Stored data
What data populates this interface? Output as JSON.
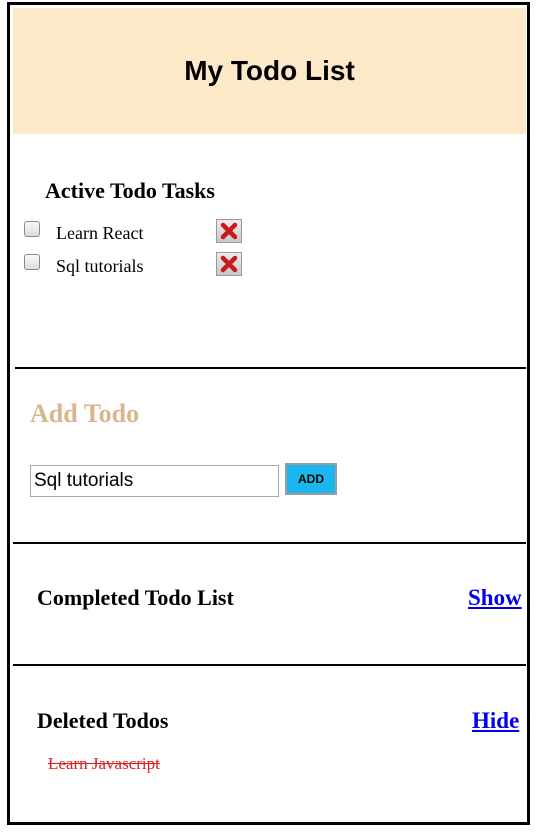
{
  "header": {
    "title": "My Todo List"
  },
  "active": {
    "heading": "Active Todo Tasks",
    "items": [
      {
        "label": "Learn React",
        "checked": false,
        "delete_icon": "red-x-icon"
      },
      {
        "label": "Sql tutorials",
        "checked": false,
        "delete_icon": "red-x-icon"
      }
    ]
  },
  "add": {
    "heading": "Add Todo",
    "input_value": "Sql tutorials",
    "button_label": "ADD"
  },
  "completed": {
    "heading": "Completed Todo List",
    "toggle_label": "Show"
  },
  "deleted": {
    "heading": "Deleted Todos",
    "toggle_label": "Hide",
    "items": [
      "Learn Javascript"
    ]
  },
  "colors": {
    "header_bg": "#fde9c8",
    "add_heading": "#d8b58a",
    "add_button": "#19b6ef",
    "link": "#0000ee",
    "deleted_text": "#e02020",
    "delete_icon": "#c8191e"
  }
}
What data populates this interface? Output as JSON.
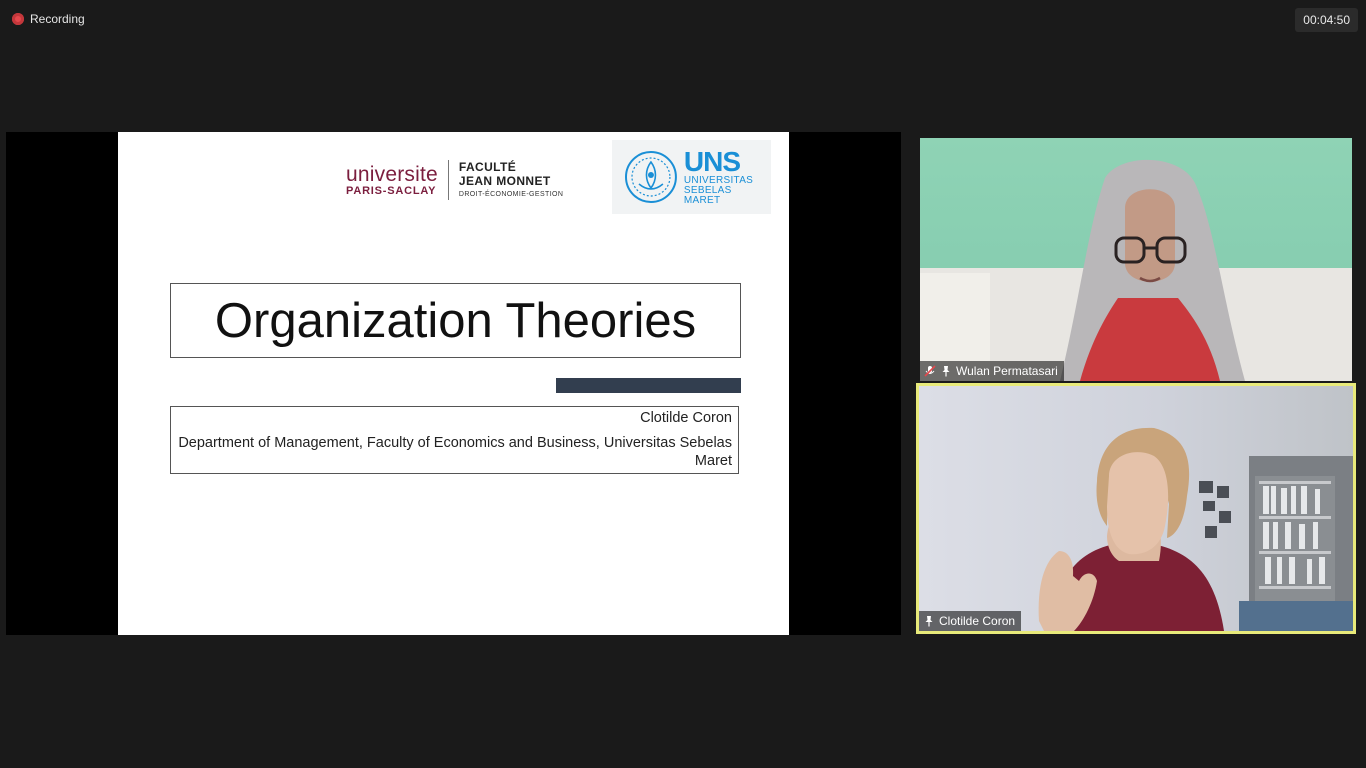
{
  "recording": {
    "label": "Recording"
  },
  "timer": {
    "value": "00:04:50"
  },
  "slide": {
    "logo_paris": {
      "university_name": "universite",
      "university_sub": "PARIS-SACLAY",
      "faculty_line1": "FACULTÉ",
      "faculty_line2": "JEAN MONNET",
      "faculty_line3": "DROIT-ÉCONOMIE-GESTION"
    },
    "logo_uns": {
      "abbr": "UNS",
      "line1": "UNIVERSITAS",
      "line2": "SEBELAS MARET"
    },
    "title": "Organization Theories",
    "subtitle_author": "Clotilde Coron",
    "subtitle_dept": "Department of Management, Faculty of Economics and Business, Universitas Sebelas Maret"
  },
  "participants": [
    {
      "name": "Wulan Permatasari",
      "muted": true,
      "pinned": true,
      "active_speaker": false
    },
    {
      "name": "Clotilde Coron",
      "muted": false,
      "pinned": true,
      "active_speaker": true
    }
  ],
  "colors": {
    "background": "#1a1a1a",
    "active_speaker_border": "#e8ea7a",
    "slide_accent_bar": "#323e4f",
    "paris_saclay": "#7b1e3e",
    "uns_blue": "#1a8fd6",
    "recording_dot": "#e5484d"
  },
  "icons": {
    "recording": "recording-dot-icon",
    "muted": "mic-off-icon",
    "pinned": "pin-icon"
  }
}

--

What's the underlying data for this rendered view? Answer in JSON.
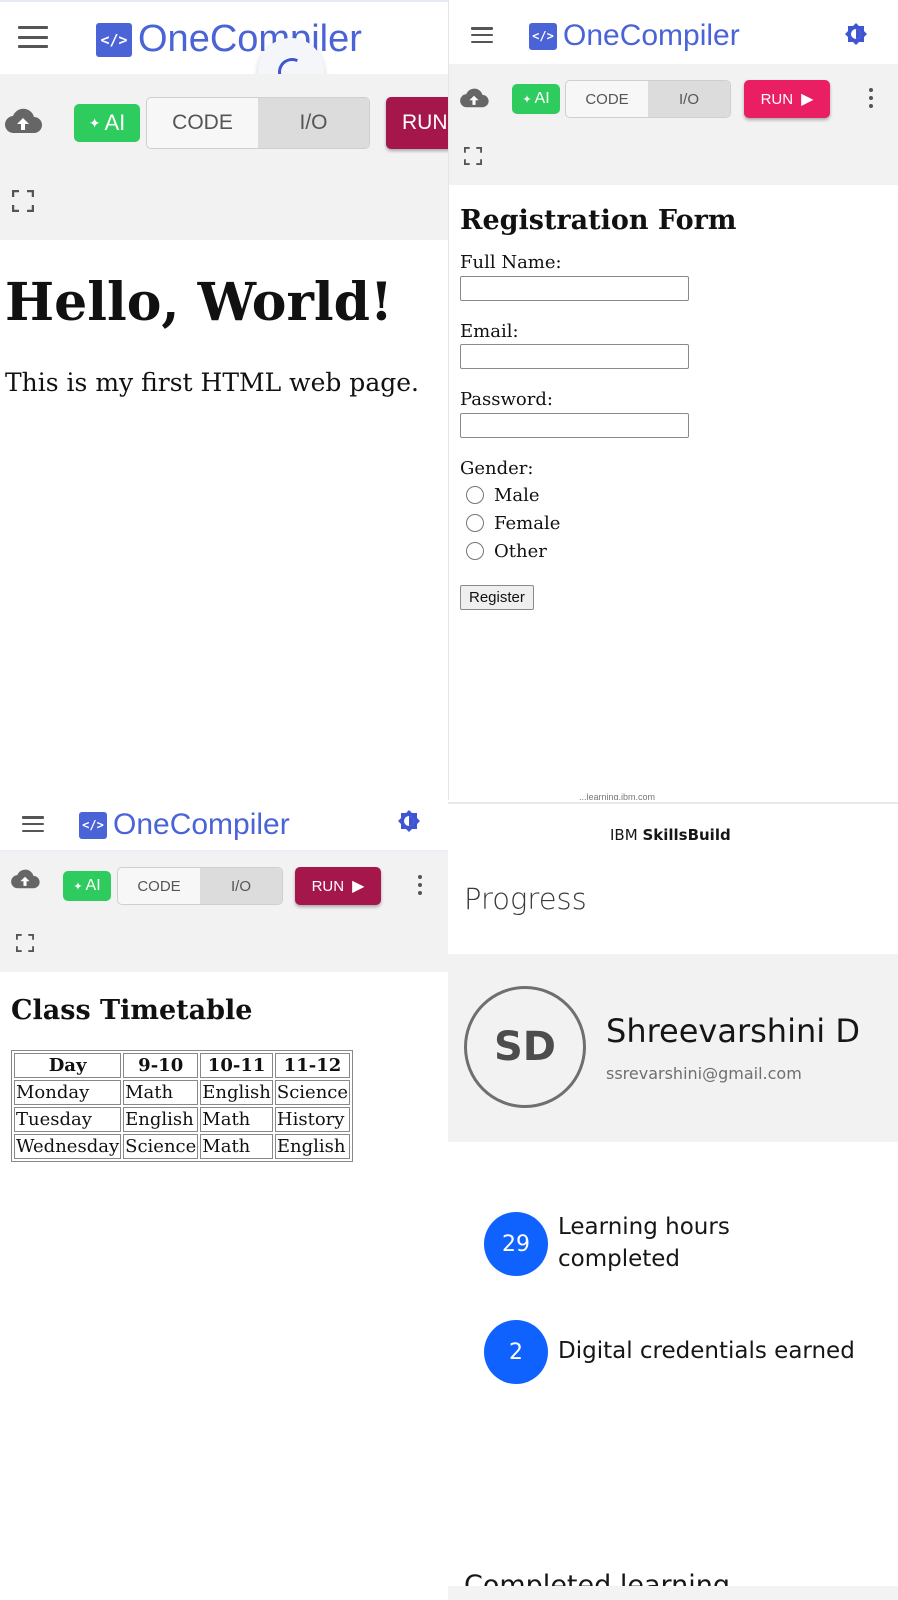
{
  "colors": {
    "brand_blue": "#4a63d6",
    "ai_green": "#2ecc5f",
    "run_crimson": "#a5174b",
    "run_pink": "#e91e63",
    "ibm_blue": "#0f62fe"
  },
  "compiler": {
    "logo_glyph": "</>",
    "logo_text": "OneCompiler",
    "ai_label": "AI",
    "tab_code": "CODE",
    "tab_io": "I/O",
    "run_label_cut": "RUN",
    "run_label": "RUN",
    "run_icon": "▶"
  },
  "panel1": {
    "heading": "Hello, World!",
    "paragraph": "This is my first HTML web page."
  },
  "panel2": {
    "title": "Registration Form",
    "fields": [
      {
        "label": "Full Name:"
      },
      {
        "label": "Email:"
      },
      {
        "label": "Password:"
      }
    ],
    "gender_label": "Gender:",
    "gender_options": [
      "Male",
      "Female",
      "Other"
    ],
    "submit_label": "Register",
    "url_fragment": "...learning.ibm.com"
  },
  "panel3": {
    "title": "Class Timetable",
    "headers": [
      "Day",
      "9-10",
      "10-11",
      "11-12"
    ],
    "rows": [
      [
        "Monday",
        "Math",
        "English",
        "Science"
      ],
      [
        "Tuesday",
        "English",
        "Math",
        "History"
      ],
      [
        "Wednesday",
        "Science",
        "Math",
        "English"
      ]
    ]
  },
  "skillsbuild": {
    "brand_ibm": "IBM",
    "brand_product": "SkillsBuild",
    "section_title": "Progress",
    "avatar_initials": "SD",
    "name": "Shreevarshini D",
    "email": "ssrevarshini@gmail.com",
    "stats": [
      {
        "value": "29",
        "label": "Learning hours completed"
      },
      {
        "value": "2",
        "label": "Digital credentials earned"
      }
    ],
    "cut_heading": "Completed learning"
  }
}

• [Aim of the exercise] The lines to collect are those holding the string "false"; copy them all.

• [Solution below]
        "checked": false,
        "checked": false,
      "active_speaker": false
      "muted": false,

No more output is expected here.